— Problem requirements —
Check each line of the material below, and copy it if it holds the string "color".

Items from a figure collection

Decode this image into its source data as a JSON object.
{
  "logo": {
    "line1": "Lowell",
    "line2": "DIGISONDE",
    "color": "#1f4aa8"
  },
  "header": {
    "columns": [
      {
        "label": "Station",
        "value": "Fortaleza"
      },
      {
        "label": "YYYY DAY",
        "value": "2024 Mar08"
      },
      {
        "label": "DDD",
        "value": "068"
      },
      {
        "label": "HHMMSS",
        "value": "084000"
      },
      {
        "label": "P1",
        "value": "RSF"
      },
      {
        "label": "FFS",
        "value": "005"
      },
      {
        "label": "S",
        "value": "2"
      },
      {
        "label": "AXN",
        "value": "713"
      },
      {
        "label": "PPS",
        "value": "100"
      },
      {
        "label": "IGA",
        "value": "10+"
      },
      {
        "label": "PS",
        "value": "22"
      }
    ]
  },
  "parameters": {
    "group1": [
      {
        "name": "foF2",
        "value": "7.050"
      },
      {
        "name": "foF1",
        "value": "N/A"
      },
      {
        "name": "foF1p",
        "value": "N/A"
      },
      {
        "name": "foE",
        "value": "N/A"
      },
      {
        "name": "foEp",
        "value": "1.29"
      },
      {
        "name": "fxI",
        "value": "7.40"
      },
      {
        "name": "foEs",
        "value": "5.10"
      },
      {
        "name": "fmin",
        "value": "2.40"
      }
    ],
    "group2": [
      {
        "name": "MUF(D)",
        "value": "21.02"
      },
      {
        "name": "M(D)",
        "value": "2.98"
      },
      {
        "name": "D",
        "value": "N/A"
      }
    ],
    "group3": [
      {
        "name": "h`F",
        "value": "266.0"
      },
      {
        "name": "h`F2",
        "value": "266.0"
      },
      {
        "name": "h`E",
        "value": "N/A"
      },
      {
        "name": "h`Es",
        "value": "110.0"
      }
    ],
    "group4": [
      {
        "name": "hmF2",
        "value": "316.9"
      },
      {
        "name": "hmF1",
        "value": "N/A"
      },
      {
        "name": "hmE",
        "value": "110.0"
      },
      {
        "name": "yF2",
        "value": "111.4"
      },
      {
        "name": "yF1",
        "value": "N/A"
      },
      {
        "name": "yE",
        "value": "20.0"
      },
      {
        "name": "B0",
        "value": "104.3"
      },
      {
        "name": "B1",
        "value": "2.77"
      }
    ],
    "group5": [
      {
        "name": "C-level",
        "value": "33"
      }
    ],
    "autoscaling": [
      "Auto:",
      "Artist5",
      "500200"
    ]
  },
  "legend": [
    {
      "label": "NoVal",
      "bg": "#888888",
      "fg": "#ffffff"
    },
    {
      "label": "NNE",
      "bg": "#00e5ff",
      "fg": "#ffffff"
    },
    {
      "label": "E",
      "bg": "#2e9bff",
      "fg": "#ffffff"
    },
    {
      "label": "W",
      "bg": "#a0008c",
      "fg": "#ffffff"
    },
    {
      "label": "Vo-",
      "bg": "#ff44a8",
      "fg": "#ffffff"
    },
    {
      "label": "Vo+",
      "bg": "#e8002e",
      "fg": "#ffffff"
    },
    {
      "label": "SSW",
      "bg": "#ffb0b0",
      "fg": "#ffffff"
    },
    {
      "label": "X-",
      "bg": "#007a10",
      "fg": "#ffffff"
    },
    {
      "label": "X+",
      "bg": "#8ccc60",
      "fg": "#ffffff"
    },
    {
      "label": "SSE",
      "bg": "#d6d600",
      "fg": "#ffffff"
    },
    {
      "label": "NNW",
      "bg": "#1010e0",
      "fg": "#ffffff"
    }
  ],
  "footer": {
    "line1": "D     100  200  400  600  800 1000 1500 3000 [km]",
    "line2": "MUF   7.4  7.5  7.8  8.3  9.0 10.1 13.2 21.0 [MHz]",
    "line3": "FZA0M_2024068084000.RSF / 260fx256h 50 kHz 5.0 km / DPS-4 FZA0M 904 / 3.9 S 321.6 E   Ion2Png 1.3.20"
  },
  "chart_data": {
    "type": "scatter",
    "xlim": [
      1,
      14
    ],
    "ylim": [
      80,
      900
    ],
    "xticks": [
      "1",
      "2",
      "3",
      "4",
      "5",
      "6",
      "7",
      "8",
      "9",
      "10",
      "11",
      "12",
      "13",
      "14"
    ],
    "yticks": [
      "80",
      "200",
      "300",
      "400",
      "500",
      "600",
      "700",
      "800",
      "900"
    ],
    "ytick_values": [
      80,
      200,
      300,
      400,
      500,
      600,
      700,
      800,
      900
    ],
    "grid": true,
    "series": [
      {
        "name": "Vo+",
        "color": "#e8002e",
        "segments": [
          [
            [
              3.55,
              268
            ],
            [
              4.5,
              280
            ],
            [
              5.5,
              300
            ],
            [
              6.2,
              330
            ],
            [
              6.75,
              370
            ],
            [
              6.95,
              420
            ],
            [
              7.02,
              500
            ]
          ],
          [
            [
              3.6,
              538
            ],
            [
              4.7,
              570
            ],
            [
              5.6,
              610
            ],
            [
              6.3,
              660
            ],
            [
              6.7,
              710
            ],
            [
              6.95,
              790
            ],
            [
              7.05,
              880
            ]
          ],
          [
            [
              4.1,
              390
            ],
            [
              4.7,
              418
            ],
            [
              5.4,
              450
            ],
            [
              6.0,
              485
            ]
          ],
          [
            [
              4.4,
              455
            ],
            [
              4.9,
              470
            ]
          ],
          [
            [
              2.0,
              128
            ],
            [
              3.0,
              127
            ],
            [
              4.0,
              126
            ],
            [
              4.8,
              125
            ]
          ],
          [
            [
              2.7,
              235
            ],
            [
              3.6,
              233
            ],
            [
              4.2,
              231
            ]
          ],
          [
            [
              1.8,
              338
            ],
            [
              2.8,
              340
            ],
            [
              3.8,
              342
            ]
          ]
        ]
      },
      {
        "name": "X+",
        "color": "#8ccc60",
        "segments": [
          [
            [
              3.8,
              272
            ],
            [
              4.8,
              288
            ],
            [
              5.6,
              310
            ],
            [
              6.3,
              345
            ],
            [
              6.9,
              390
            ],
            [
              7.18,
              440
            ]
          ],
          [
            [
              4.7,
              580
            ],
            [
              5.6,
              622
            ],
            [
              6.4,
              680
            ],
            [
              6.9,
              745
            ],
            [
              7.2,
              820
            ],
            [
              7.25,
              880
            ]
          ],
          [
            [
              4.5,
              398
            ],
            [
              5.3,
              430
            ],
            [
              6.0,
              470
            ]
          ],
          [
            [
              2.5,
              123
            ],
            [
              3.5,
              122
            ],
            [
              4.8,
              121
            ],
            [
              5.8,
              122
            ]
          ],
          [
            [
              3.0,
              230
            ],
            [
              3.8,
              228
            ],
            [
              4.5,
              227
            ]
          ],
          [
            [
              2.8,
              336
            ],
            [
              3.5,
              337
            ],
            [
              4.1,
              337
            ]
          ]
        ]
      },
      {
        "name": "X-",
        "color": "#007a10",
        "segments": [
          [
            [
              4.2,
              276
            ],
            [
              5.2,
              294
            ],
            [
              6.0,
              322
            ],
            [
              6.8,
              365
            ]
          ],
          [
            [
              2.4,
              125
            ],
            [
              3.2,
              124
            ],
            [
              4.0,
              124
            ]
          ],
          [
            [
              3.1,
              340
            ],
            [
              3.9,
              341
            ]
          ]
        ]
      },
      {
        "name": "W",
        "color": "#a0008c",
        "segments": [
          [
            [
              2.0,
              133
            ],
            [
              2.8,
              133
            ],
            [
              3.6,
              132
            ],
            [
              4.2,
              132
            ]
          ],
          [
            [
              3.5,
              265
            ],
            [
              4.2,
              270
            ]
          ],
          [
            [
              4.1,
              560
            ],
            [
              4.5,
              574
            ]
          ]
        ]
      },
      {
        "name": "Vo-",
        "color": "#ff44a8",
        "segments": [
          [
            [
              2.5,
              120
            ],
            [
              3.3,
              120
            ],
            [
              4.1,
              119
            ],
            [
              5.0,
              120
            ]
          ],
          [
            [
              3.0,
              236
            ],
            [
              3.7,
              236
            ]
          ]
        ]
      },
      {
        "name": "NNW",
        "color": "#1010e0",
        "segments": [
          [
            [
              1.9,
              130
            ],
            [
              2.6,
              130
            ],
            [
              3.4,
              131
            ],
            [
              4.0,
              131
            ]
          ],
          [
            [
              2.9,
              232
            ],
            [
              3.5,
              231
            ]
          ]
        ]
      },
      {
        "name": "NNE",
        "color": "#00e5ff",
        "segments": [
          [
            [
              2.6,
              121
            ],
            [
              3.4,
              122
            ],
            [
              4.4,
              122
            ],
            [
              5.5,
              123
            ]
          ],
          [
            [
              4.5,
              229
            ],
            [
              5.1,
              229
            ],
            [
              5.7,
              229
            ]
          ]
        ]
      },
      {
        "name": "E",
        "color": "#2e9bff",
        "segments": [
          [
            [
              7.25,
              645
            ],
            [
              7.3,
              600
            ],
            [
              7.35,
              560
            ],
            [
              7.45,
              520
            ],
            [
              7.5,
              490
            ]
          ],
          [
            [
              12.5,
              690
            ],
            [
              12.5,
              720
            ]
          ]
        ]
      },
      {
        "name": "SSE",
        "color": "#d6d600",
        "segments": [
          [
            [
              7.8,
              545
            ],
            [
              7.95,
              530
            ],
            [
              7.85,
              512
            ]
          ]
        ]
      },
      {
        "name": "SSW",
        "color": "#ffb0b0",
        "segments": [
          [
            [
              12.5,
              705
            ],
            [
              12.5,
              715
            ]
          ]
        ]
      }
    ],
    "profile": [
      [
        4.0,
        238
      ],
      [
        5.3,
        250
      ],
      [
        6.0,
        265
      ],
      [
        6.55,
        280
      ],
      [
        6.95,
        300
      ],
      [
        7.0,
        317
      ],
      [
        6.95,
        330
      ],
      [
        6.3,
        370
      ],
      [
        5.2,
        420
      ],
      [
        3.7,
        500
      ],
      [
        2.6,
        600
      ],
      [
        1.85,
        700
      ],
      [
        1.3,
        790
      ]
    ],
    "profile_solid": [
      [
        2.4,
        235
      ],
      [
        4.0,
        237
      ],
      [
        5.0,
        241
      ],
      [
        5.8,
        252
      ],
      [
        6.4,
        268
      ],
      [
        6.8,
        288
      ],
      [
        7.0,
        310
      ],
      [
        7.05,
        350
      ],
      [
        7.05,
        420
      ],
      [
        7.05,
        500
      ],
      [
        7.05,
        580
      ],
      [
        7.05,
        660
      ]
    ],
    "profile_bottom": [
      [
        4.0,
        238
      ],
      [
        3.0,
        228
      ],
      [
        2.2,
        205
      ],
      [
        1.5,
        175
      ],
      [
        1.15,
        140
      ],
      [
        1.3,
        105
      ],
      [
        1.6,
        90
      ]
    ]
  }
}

— Solution to this exercise —
    "color": "#1f4aa8"
        "color": "#e8002e",
        "color": "#8ccc60",
        "color": "#007a10",
        "color": "#a0008c",
        "color": "#ff44a8",
        "color": "#1010e0",
        "color": "#00e5ff",
        "color": "#2e9bff",
        "color": "#d6d600",
        "color": "#ffb0b0",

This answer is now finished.